*SET EXERCISE*. Every line holding the string "these" should be gathered.
---- DATA LINES
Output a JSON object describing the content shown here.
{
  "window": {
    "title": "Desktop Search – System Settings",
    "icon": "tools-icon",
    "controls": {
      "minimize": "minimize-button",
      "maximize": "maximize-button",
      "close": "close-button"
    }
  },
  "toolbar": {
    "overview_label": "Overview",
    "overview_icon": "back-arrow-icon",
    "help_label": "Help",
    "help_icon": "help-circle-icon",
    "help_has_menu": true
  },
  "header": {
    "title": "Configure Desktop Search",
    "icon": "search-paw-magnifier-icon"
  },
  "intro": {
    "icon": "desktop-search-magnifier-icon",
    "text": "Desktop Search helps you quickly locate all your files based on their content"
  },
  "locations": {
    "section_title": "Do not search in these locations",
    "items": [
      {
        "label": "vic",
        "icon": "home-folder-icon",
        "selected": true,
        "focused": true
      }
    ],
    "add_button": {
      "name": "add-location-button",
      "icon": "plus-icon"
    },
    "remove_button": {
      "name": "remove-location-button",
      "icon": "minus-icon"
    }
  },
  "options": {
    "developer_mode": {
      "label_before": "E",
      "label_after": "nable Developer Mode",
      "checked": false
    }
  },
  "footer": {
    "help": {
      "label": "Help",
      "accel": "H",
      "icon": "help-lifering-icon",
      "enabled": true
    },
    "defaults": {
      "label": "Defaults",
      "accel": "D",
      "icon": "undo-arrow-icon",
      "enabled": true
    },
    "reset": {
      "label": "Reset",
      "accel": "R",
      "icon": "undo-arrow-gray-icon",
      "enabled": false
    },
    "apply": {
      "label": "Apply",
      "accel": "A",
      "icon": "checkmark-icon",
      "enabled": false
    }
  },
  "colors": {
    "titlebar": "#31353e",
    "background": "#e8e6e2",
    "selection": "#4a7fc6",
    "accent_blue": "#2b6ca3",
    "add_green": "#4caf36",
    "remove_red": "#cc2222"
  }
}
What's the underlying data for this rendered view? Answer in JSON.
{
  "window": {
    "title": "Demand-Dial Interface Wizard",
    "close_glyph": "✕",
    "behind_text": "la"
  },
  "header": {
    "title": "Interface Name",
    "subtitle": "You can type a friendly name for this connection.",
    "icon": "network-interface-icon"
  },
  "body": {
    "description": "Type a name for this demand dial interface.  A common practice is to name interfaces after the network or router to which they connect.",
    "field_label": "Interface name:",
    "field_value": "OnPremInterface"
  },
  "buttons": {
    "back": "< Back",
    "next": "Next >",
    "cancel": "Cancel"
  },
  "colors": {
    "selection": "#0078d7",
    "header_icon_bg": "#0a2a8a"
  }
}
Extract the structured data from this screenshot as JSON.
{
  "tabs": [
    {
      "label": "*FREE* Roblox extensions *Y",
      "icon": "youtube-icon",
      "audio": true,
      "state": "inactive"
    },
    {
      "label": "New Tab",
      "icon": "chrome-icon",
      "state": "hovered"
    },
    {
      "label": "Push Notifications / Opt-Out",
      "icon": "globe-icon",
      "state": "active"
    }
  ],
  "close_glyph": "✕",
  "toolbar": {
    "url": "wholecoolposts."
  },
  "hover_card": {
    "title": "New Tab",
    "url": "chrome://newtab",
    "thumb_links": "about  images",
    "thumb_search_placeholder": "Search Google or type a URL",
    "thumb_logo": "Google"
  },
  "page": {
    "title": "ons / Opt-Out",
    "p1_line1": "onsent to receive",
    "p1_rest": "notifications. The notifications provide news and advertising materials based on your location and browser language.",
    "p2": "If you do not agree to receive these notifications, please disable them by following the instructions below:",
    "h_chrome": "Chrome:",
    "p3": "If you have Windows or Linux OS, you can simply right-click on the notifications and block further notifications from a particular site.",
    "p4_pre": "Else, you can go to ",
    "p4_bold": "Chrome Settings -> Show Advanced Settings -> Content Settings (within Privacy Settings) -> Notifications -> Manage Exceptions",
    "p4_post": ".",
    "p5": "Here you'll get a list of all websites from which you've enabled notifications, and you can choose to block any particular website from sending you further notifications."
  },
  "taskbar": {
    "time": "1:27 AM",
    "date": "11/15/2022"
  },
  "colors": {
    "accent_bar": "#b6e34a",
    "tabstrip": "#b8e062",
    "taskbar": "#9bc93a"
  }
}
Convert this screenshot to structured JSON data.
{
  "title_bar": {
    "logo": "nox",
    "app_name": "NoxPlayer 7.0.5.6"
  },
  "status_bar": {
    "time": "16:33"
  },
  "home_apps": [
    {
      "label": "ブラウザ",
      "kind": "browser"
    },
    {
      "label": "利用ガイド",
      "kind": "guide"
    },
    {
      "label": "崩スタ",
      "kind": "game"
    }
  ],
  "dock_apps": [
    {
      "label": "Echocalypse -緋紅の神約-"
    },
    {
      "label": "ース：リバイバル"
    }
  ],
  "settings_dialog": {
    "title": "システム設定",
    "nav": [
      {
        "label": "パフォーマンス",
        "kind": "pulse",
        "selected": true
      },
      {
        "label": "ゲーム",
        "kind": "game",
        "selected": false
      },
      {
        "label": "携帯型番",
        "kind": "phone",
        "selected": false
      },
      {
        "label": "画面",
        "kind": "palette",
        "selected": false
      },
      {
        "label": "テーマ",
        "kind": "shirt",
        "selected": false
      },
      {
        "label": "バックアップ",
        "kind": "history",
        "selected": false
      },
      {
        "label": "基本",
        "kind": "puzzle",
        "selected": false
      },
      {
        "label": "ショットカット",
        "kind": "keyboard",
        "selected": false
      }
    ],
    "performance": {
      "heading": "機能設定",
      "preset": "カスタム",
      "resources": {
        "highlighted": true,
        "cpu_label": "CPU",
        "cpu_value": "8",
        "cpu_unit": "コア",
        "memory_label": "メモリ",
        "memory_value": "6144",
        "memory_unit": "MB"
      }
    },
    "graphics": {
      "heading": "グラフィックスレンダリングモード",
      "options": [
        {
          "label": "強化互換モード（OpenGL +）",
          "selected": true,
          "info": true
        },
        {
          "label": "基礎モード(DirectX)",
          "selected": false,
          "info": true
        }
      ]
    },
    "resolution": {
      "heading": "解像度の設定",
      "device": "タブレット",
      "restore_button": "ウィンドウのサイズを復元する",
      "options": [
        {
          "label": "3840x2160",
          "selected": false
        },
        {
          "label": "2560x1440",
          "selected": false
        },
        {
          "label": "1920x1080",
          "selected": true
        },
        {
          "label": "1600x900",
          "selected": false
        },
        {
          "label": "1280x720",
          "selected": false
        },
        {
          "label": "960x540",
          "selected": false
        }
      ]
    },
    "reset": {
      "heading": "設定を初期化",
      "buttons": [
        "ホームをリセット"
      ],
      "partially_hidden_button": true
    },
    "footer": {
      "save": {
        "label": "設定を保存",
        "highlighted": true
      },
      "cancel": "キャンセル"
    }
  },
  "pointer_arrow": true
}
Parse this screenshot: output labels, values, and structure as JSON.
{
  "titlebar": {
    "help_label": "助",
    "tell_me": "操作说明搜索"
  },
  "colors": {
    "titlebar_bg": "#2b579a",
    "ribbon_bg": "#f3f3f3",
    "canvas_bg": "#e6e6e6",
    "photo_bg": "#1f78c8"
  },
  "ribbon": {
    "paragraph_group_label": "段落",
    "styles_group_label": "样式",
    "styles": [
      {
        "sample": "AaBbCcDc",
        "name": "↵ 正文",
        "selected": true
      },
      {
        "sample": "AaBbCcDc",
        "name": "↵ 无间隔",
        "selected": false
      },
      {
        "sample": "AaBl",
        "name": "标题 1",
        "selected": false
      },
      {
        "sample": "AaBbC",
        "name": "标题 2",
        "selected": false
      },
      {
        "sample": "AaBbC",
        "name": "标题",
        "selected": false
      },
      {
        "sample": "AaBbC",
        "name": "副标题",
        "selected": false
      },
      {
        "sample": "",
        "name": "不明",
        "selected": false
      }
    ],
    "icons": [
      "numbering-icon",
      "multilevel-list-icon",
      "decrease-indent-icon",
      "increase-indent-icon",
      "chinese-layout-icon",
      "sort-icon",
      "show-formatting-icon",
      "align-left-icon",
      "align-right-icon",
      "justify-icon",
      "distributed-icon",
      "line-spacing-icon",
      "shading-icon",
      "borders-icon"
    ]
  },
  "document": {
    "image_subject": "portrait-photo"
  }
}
--------
*SOLUTION FOR THIS PROBLEM*.
    "section_title": "Do not search in these locations",
    "p2": "If you do not agree to receive these notifications, please disable them by following the instructions below:",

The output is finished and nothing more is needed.